▶ [Written problem] Return the material word for word. Do not include the pictures.

--- Dataset ---

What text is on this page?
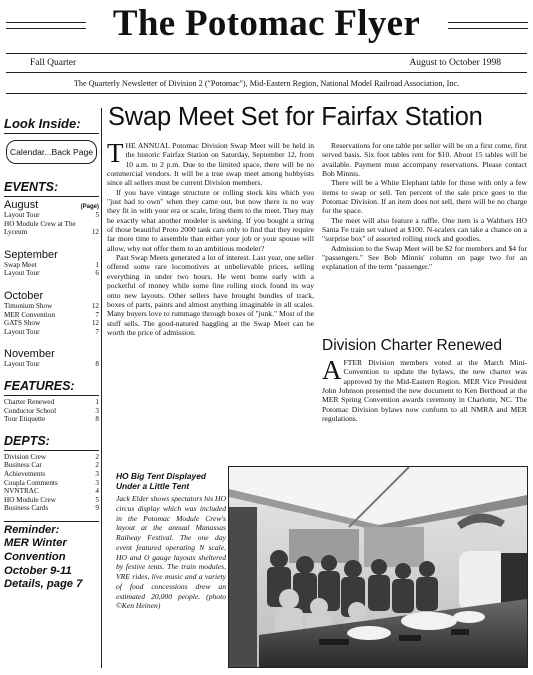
The Potomac Flyer
Fall Quarter	August to October 1998
The Quarterly Newsletter of Division 2 ("Potomac"), Mid-Eastern Region, National Model Railroad Association, Inc.
Look Inside:
Calendar...Back Page
EVENTS:
August	(Page)
Layout Tour	5
HO Module Crew at The Lyceum	12
September
Swap Meet	1
Layout Tour	6
October
Timonium Show	12
MER Convention	7
GATS Show	12
Layout Tour	7
November
Layout Tour	8
FEATURES:
Charter Renewed	1
Conductor School	3
Tour Etiquette	8
DEPTS:
Division Crew	2
Business Car	2
Achievements	3
Coupla Comments	3
NVNTRAC	4
HO Module Crew	5
Business Cards	9
Reminder:
MER Winter
Convention
October 9-11
Details, page 7
Swap Meet Set for Fairfax Station

THE ANNUAL Potomac Division Swap Meet will be held in the historic Fairfax Station on Saturday, September 12, from 10 a.m. to 2 p.m. Due to the limited space, there will be no commercial vendors. It will be a true swap meet among hobbyists since all sellers must be current Division members.

If you have vintage structure or rolling stock kits which you "just had to own" when they came out, but now there is no way they fit in with your era or scale, bring them to the meet. They may be exactly what another modeler is seeking. If you bought a string of those beautiful Proto 2000 tank cars only to find that they require far more time to assemble than either your job or your spouse will allow, why not offer them to an ambitious modeler?

Past Swap Meets generated a lot of interest. Last year, one seller offered some rare locomotives at unbelievable prices, selling everything in under two hours. He went home early with a pocketful of money while some fine rolling stock found its way onto new layouts. Other sellers have brought bundles of track, boxes of parts, paints and almost anything imaginable in all scales. Many buyers love to rummage through boxes of "junk." Most of the stuff sells. The good-natured haggling at the Swap Meet can be worth the price of admission.

Reservations for one table per seller will be on a first come, first served basis. Six foot tables rent for $10. About 15 tables will be available. Payment must accompany reservations. Please contact Bob Minnis.

There will be a White Elephant table for those with only a few items to swap or sell. Ten percent of the sale price goes to the Potomac Division. If an item does not sell, there will be no charge for the space.

The meet will also feature a raffle. One item is a Walthers HO Santa Fe train set valued at $100. N-scalers can take a chance on a "surprise box" of assorted rolling stock and goodies.

Admission to the Swap Meet will be $2 for members and $4 for "passengers." See Bob Minnis' column on page two for an explanation of the term "passenger."

Division Charter Renewed

AFTER Division members voted at the March Mini-Convention to update the bylaws, the new charter was approved by the Mid-Eastern Region. MER Vice President John Johnson presented the new document to Ken Berthoud at the MER Spring Convention awards ceremony in Charlotte, NC. The Potomac Division bylaws now conform to all NMRA and MER regulations.

HO Big Tent Displayed Under a Little Tent
Jack Elder shows spectators his HO circus display which was included in the Potomac Module Crew's layout at the annual Manassas Railway Festival. The one day event featured operating N scale, HO and O gauge layouts sheltered by festive tents. The train modules, VRE rides, live music and a variety of food concessions drew an estimated 20,000 people. (photo ©Ken Heinen)
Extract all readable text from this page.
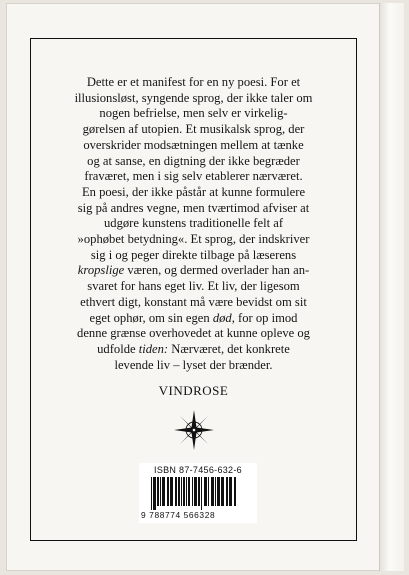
Dette er et manifest for en ny poesi. For et
illusionsløst, syngende sprog, der ikke taler om
nogen befrielse, men selv er virkelig-
gørelsen af utopien. Et musikalsk sprog, der
overskrider modsætningen mellem at tænke
og at sanse, en digtning der ikke begræder
fraværet, men i sig selv etablerer nærværet.
En poesi, der ikke påstår at kunne formulere
sig på andres vegne, men tværtimod afviser at
udgøre kunstens traditionelle felt af
»ophøbet betydning«. Et sprog, der indskriver
sig i og peger direkte tilbage på læserens
kropslige væren, og dermed overlader han an-
svaret for hans eget liv. Et liv, der ligesom
ethvert digt, konstant må være bevidst om sit
eget ophør, om sin egen død, for op imod
denne grænse overhovedet at kunne opleve og
udfolde tiden: Nærværet, det konkrete
levende liv – lyset der brænder.

VINDROSE

ISBN 87-7456-632-6
9 788774 566328
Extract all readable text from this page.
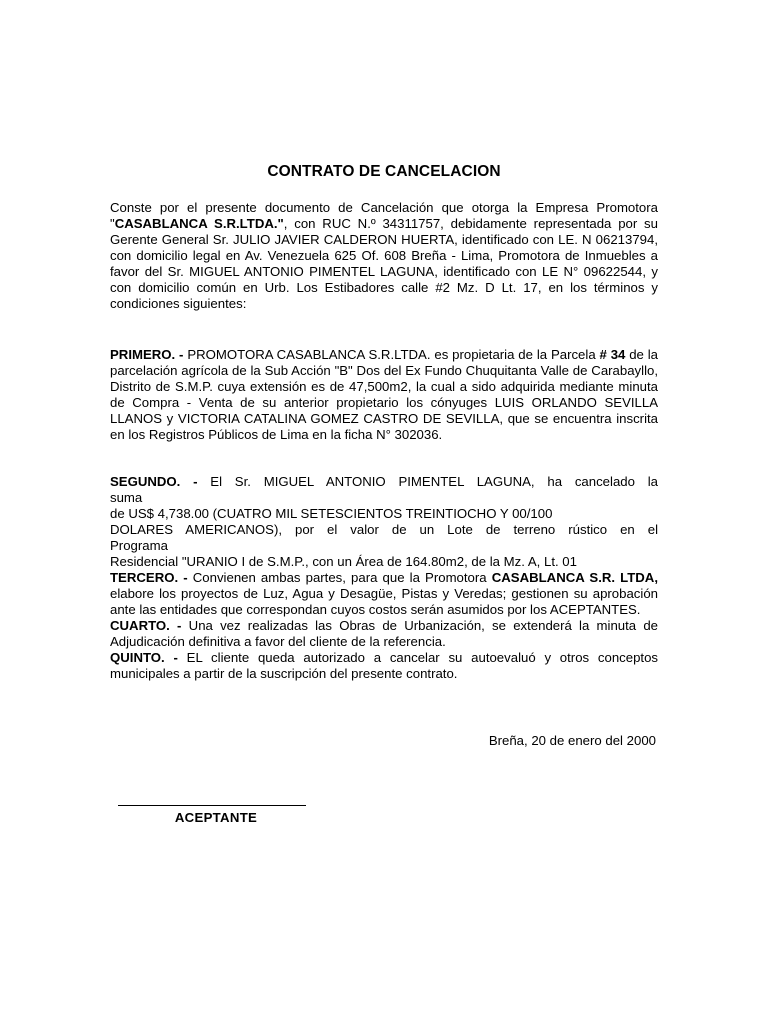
CONTRATO DE CANCELACION
Conste por el presente documento de Cancelación que otorga la Empresa Promotora "CASABLANCA S.R.LTDA.", con RUC N.º 34311757, debidamente representada por su Gerente General Sr. JULIO JAVIER CALDERON HUERTA, identificado con LE. N 06213794, con domicilio legal en Av. Venezuela 625 Of. 608 Breña - Lima, Promotora de Inmuebles a favor del Sr. MIGUEL ANTONIO PIMENTEL LAGUNA, identificado con LE N° 09622544, y con domicilio común en Urb. Los Estibadores calle #2 Mz. D Lt. 17, en los términos y condiciones siguientes:
PRIMERO. - PROMOTORA CASABLANCA S.R.LTDA. es propietaria de la Parcela # 34 de la parcelación agrícola de la Sub Acción "B" Dos del Ex Fundo Chuquitanta Valle de Carabayllo, Distrito de S.M.P. cuya extensión es de 47,500m2, la cual a sido adquirida mediante minuta de Compra - Venta de su anterior propietario los cónyuges LUIS ORLANDO SEVILLA LLANOS y VICTORIA CATALINA GOMEZ CASTRO DE SEVILLA, que se encuentra inscrita en los Registros Públicos de Lima en la ficha N° 302036.
SEGUNDO. - El Sr. MIGUEL ANTONIO PIMENTEL LAGUNA, ha cancelado la
suma
de US$ 4,738.00 (CUATRO MIL SETESCIENTOS TREINTIOCHO Y 00/100
DOLARES AMERICANOS), por el valor de un Lote de terreno rústico en el
Programa
Residencial "URANIO I de S.M.P., con un Área de 164.80m2, de la Mz. A, Lt. 01
TERCERO. - Convienen ambas partes, para que la Promotora CASABLANCA S.R. LTDA, elabore los proyectos de Luz, Agua y Desagüe, Pistas y Veredas; gestionen su aprobación ante las entidades que correspondan cuyos costos serán asumidos por los ACEPTANTES.
CUARTO. - Una vez realizadas las Obras de Urbanización, se extenderá la minuta de Adjudicación definitiva a favor del cliente de la referencia.
QUINTO. - EL cliente queda autorizado a cancelar su autoevaluó y otros conceptos municipales a partir de la suscripción del presente contrato.
Breña, 20 de enero del 2000
ACEPTANTE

---

▶ [Problem solution]
What text is on this page?
The Potomac Flyer
Fall Quarter	August to October 1998
The Quarterly Newsletter of Division 2 ("Potomac"), Mid-Eastern Region, National Model Railroad Association, Inc.
Look Inside:
Calendar...Back Page
EVENTS:
August	(Page)
Layout Tour	5
HO Module Crew at The Lyceum	12
September
Swap Meet	1
Layout Tour	6
October
Timonium Show	12
MER Convention	7
GATS Show	12
Layout Tour	7
November
Layout Tour	8
FEATURES:
Charter Renewed	1
Conductor School	3
Tour Etiquette	8
DEPTS:
Division Crew	2
Business Car	2
Achievements	3
Coupla Comments	3
NVNTRAC	4
HO Module Crew	5
Business Cards	9
Reminder:
MER Winter
Convention
October 9-11
Details, page 7
Swap Meet Set for Fairfax Station

THE ANNUAL Potomac Division Swap Meet will be held in the historic Fairfax Station on Saturday, September 12, from 10 a.m. to 2 p.m. Due to the limited space, there will be no commercial vendors. It will be a true swap meet among hobbyists since all sellers must be current Division members.

If you have vintage structure or rolling stock kits which you "just had to own" when they came out, but now there is no way they fit in with your era or scale, bring them to the meet. They may be exactly what another modeler is seeking. If you bought a string of those beautiful Proto 2000 tank cars only to find that they require far more time to assemble than either your job or your spouse will allow, why not offer them to an ambitious modeler?

Past Swap Meets generated a lot of interest. Last year, one seller offered some rare locomotives at unbelievable prices, selling everything in under two hours. He went home early with a pocketful of money while some fine rolling stock found its way onto new layouts. Other sellers have brought bundles of track, boxes of parts, paints and almost anything imaginable in all scales. Many buyers love to rummage through boxes of "junk." Most of the stuff sells. The good-natured haggling at the Swap Meet can be worth the price of admission.

Reservations for one table per seller will be on a first come, first served basis. Six foot tables rent for $10. About 15 tables will be available. Payment must accompany reservations. Please contact Bob Minnis.

There will be a White Elephant table for those with only a few items to swap or sell. Ten percent of the sale price goes to the Potomac Division. If an item does not sell, there will be no charge for the space.

The meet will also feature a raffle. One item is a Walthers HO Santa Fe train set valued at $100. N-scalers can take a chance on a "surprise box" of assorted rolling stock and goodies.

Admission to the Swap Meet will be $2 for members and $4 for "passengers." See Bob Minnis' column on page two for an explanation of the term "passenger."

Division Charter Renewed

AFTER Division members voted at the March Mini-Convention to update the bylaws, the new charter was approved by the Mid-Eastern Region. MER Vice President John Johnson presented the new document to Ken Berthoud at the MER Spring Convention awards ceremony in Charlotte, NC. The Potomac Division bylaws now conform to all NMRA and MER regulations.

HO Big Tent Displayed Under a Little Tent
Jack Elder shows spectators his HO circus display which was included in the Potomac Module Crew's layout at the annual Manassas Railway Festival. The one day event featured operating N scale, HO and O gauge layouts sheltered by festive tents. The train modules, VRE rides, live music and a variety of food concessions drew an estimated 20,000 people. (photo ©Ken Heinen)
Extract all readable text from this page.
Dette er et manifest for en ny poesi. For et
illusionsløst, syngende sprog, der ikke taler om
nogen befrielse, men selv er virkelig-
gørelsen af utopien. Et musikalsk sprog, der
overskrider modsætningen mellem at tænke
og at sanse, en digtning der ikke begræder
fraværet, men i sig selv etablerer nærværet.
En poesi, der ikke påstår at kunne formulere
sig på andres vegne, men tværtimod afviser at
udgøre kunstens traditionelle felt af
»ophøbet betydning«. Et sprog, der indskriver
sig i og peger direkte tilbage på læserens
kropslige væren, og dermed overlader han an-
svaret for hans eget liv. Et liv, der ligesom
ethvert digt, konstant må være bevidst om sit
eget ophør, om sin egen død, for op imod
denne grænse overhovedet at kunne opleve og
udfolde tiden: Nærværet, det konkrete
levende liv – lyset der brænder.

VINDROSE

ISBN 87-7456-632-6
9 788774 566328
Extract all readable text from this page.
CONTRATO DE CANCELACION
Conste por el presente documento de Cancelación que otorga la Empresa Promotora "CASABLANCA S.R.LTDA.", con RUC N.º 34311757, debidamente representada por su Gerente General Sr. JULIO JAVIER CALDERON HUERTA, identificado con LE. N 06213794, con domicilio legal en Av. Venezuela 625 Of. 608 Breña - Lima, Promotora de Inmuebles a favor del Sr. MIGUEL ANTONIO PIMENTEL LAGUNA, identificado con LE N° 09622544, y con domicilio común en Urb. Los Estibadores calle #2 Mz. D Lt. 17, en los términos y condiciones siguientes:
PRIMERO. - PROMOTORA CASABLANCA S.R.LTDA. es propietaria de la Parcela # 34 de la parcelación agrícola de la Sub Acción "B" Dos del Ex Fundo Chuquitanta Valle de Carabayllo, Distrito de S.M.P. cuya extensión es de 47,500m2, la cual a sido adquirida mediante minuta de Compra - Venta de su anterior propietario los cónyuges LUIS ORLANDO SEVILLA LLANOS y VICTORIA CATALINA GOMEZ CASTRO DE SEVILLA, que se encuentra inscrita en los Registros Públicos de Lima en la ficha N° 302036.
SEGUNDO. - El Sr. MIGUEL ANTONIO PIMENTEL LAGUNA, ha cancelado la
suma
de US$ 4,738.00 (CUATRO MIL SETESCIENTOS TREINTIOCHO Y 00/100
DOLARES AMERICANOS), por el valor de un Lote de terreno rústico en el
Programa
Residencial "URANIO I de S.M.P., con un Área de 164.80m2, de la Mz. A, Lt. 01
TERCERO. - Convienen ambas partes, para que la Promotora CASABLANCA S.R. LTDA, elabore los proyectos de Luz, Agua y Desagüe, Pistas y Veredas; gestionen su aprobación ante las entidades que correspondan cuyos costos serán asumidos por los ACEPTANTES.
CUARTO. - Una vez realizadas las Obras de Urbanización, se extenderá la minuta de Adjudicación definitiva a favor del cliente de la referencia.
QUINTO. - EL cliente queda autorizado a cancelar su autoevaluó y otros conceptos municipales a partir de la suscripción del presente contrato.
Breña, 20 de enero del 2000
ACEPTANTE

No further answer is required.